[Records from a collection of figures]

★ ★ ★ ★ ★

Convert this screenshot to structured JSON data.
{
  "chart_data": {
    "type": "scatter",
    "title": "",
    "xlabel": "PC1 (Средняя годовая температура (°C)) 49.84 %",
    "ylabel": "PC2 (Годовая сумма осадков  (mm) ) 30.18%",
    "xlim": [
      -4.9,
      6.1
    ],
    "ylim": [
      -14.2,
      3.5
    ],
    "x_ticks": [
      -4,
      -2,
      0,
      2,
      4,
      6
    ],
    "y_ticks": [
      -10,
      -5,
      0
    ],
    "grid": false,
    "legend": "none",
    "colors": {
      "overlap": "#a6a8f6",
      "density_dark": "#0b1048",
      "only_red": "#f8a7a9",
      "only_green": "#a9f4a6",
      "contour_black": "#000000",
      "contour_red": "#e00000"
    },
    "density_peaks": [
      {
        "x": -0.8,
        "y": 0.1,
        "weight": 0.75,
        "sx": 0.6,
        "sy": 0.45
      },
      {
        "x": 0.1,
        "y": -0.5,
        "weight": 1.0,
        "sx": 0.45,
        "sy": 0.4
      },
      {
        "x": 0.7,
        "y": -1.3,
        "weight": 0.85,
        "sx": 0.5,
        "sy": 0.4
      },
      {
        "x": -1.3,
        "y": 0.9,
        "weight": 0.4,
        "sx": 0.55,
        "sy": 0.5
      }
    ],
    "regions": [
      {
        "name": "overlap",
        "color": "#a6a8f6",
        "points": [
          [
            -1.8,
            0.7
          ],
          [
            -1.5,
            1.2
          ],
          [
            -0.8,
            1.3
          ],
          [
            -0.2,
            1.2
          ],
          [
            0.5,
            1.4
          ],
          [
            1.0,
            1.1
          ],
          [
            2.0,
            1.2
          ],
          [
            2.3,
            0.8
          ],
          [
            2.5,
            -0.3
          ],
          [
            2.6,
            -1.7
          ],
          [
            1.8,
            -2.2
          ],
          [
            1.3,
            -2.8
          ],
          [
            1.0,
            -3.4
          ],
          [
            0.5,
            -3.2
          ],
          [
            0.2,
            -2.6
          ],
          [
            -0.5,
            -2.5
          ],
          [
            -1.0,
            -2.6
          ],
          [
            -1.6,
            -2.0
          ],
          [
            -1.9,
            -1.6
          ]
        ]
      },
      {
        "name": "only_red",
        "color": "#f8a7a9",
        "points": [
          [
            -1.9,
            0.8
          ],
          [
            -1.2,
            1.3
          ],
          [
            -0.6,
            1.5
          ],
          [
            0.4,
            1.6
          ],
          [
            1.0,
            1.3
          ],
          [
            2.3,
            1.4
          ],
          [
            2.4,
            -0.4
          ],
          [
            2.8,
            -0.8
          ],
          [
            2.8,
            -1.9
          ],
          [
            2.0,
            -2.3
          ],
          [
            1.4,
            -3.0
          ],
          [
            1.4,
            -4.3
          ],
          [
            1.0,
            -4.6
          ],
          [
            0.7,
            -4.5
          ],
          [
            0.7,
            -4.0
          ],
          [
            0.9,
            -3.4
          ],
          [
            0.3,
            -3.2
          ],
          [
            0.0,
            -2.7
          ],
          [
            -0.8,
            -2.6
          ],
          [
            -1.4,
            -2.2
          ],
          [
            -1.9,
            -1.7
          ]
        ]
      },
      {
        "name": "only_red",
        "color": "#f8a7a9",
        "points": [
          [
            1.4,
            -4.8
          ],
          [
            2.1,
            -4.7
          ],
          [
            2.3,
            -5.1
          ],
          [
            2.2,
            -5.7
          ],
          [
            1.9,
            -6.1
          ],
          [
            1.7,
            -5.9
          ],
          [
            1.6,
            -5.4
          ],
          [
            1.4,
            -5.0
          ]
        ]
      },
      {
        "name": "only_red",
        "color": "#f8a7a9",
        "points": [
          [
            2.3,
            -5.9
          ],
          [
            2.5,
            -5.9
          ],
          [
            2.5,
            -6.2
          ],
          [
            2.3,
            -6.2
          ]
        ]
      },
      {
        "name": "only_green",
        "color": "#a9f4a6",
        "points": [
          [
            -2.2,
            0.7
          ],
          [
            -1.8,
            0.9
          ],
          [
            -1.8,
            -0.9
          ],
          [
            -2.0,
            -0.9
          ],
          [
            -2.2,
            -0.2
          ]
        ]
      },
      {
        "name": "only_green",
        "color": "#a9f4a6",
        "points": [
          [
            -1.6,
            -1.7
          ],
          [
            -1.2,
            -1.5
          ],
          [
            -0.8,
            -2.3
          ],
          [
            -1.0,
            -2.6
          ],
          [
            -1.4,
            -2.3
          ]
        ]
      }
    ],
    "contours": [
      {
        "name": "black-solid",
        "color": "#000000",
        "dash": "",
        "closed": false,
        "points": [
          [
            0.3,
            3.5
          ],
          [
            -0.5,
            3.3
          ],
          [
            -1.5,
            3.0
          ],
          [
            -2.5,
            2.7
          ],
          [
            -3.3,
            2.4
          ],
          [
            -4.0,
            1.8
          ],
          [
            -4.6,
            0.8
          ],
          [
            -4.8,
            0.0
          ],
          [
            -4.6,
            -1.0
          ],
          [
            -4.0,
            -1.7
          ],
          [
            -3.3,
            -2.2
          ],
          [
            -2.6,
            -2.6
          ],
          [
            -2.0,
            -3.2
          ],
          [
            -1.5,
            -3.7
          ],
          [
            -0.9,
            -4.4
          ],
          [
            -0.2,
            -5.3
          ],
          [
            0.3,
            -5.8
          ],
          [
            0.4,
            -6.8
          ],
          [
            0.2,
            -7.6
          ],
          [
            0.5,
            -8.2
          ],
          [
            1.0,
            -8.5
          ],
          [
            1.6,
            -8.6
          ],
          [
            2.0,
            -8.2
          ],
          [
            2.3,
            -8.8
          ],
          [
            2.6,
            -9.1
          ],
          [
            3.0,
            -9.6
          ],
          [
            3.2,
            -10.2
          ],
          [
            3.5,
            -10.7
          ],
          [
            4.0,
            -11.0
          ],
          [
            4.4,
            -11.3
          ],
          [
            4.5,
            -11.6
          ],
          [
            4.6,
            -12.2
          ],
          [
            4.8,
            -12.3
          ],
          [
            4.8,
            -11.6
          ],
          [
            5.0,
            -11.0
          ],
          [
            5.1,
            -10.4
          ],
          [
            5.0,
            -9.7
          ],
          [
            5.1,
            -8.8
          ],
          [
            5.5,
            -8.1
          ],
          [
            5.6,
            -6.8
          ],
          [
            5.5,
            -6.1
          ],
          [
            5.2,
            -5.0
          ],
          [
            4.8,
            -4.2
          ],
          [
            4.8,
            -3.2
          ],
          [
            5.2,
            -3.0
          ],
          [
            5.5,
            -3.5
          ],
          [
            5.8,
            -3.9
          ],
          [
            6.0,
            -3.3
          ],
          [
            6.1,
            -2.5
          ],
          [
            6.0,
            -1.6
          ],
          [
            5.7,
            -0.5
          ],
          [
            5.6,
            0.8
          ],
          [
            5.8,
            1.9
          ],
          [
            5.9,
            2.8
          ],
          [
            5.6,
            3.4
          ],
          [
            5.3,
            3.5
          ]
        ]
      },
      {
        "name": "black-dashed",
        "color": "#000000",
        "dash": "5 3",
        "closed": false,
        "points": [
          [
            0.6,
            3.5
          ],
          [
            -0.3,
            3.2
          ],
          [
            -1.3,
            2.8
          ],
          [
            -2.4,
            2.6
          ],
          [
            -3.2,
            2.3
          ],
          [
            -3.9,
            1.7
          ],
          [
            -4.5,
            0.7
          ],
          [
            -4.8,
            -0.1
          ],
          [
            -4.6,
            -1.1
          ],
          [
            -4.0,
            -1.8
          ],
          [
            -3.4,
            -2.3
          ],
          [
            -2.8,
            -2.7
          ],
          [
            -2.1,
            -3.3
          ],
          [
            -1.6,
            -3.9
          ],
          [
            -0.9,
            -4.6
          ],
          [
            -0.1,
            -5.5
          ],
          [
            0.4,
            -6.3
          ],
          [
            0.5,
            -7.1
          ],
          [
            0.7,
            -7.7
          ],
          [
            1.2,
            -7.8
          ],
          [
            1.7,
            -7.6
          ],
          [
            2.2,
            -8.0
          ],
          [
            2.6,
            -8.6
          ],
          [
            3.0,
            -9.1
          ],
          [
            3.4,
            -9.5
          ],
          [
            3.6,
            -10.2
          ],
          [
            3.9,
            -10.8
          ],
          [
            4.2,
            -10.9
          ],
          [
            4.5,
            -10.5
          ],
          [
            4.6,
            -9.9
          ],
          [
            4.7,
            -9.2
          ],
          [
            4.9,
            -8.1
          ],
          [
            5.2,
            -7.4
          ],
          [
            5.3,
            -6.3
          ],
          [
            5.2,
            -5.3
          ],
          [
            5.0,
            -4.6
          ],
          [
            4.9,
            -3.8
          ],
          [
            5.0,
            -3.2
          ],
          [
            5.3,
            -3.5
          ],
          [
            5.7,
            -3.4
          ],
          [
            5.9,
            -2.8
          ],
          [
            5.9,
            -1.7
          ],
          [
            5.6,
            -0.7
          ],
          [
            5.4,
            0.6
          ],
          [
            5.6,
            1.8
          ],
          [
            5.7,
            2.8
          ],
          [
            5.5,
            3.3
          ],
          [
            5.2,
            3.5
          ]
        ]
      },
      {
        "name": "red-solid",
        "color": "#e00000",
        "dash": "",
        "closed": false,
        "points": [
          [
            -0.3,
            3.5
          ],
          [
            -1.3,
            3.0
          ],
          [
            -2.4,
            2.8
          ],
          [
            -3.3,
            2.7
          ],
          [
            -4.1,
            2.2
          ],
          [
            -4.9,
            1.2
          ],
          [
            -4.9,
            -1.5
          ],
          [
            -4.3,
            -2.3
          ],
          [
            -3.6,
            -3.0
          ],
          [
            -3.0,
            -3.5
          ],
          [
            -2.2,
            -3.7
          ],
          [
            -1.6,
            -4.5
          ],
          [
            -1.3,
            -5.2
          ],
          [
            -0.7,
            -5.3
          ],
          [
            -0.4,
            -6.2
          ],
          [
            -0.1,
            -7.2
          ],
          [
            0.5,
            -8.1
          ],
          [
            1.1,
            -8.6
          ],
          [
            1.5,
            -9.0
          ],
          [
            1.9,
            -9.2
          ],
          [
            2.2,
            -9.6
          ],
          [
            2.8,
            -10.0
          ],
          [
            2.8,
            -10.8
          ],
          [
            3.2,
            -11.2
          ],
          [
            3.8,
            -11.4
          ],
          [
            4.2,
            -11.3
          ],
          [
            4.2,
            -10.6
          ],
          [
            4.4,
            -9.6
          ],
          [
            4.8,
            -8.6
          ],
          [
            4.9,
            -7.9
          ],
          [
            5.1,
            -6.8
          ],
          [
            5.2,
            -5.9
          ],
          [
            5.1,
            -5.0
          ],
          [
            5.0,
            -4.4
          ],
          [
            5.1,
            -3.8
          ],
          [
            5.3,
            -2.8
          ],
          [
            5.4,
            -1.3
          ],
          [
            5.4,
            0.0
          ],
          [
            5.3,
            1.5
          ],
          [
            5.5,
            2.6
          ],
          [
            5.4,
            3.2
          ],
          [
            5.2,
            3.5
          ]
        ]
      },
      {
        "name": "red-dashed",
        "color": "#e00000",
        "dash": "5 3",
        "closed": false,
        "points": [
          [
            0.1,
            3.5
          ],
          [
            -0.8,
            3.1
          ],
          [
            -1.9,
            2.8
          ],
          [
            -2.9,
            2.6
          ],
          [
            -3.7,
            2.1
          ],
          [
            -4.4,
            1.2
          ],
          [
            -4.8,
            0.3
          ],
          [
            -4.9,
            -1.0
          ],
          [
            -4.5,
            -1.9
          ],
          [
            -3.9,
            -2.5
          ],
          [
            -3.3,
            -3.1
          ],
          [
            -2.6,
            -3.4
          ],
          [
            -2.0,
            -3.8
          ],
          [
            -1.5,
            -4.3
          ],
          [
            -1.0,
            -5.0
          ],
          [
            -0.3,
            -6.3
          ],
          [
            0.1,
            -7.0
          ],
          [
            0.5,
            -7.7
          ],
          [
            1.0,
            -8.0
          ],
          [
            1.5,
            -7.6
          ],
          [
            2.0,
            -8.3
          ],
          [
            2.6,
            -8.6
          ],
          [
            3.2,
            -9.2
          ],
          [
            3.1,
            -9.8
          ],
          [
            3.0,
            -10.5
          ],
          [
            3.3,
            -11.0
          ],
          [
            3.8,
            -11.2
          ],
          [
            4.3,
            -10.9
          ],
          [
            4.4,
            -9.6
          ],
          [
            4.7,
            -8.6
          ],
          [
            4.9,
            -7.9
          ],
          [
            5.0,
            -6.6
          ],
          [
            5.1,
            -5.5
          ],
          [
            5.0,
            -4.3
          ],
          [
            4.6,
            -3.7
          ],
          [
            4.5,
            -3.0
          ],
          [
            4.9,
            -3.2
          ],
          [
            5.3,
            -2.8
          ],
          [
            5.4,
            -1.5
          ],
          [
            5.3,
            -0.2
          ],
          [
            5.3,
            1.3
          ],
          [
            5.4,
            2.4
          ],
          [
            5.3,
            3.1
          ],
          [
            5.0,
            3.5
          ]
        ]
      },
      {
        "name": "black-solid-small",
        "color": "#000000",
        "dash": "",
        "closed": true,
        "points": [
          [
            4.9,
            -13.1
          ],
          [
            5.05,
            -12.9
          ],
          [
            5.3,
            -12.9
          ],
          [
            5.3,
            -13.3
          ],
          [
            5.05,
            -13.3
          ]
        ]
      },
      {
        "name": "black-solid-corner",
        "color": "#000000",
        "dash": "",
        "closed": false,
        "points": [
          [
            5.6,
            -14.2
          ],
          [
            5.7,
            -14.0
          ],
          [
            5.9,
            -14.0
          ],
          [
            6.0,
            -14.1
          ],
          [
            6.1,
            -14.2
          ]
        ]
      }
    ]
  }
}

★ ★ ★ ★ ★

Identify each line holding the string "solid", and copy it out.

_TASK OUTPUT_.
        "name": "black-solid",
        "name": "red-solid",
        "name": "black-solid-small",
        "name": "black-solid-corner",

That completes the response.